Present every line in which the string "label" appears.

(Collected data)
★ ★ ★

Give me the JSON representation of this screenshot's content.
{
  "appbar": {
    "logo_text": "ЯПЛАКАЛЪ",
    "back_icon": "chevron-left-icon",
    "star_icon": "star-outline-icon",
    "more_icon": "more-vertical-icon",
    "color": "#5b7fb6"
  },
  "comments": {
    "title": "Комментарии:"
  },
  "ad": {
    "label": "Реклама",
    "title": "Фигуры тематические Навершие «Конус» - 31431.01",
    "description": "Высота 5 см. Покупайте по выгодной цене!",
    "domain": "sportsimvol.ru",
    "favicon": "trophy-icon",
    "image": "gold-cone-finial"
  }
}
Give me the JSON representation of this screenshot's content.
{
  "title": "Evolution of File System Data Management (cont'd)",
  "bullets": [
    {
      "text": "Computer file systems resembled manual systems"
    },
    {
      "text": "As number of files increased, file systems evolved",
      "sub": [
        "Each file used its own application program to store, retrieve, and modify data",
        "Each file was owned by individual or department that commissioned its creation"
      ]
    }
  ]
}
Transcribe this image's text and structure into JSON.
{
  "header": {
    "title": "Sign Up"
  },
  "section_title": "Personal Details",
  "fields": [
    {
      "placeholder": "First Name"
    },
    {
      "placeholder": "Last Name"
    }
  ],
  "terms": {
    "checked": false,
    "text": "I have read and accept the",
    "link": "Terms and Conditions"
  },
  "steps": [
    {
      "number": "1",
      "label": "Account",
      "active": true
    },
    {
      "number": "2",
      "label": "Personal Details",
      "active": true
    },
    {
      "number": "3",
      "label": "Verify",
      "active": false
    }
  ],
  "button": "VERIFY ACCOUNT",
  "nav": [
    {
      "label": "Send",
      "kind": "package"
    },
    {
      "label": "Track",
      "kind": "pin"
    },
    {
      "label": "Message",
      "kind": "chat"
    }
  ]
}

★ ★ ★

**Completed task:**
    "label": "Реклама",
      "label": "Account",
      "label": "Personal Details",
      "label": "Verify",
      "label": "Send",
      "label": "Track",
      "label": "Message",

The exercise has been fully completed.